WRITTEN EXERCISE: Copy, in full, each line of the material that holds the word "this".

(Data records)
──────
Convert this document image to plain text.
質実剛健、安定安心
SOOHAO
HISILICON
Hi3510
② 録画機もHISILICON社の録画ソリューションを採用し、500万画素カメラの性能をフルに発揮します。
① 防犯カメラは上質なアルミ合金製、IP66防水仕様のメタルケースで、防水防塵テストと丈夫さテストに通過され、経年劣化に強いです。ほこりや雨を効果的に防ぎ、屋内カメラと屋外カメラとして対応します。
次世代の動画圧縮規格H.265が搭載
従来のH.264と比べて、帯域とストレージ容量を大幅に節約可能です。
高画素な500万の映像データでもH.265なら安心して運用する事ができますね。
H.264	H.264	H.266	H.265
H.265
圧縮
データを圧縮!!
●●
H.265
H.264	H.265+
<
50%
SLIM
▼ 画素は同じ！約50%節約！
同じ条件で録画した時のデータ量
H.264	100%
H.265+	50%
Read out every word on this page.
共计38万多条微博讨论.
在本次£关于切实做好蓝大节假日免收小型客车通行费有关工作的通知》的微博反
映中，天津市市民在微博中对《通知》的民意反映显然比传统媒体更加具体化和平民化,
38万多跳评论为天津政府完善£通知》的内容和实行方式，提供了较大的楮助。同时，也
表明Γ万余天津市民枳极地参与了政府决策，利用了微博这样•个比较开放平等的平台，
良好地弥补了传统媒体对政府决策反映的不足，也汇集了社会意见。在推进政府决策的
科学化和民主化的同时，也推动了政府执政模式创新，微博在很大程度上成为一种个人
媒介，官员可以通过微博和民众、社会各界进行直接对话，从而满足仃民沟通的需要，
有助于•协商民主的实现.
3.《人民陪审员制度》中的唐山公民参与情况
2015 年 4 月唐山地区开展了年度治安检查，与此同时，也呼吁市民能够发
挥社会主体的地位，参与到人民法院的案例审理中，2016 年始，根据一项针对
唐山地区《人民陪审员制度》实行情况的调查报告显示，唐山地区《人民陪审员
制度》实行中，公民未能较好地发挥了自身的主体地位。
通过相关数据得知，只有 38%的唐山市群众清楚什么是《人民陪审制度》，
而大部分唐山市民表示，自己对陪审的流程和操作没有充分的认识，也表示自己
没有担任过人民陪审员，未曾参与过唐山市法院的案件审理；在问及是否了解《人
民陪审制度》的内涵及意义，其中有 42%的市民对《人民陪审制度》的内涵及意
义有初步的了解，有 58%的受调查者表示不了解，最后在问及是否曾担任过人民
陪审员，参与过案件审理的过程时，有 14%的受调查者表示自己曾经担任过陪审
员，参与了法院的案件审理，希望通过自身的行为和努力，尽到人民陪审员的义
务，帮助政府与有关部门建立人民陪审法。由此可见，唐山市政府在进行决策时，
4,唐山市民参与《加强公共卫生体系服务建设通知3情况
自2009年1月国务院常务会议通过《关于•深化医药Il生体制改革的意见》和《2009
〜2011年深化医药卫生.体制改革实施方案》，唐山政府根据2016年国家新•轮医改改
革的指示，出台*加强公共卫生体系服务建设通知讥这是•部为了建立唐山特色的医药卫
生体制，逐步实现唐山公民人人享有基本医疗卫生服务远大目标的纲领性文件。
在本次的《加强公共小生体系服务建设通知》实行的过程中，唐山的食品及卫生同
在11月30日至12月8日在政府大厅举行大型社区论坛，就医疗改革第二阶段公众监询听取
──────
RESPONSE:
Convert this document image to plain text.
Read out every word on this page.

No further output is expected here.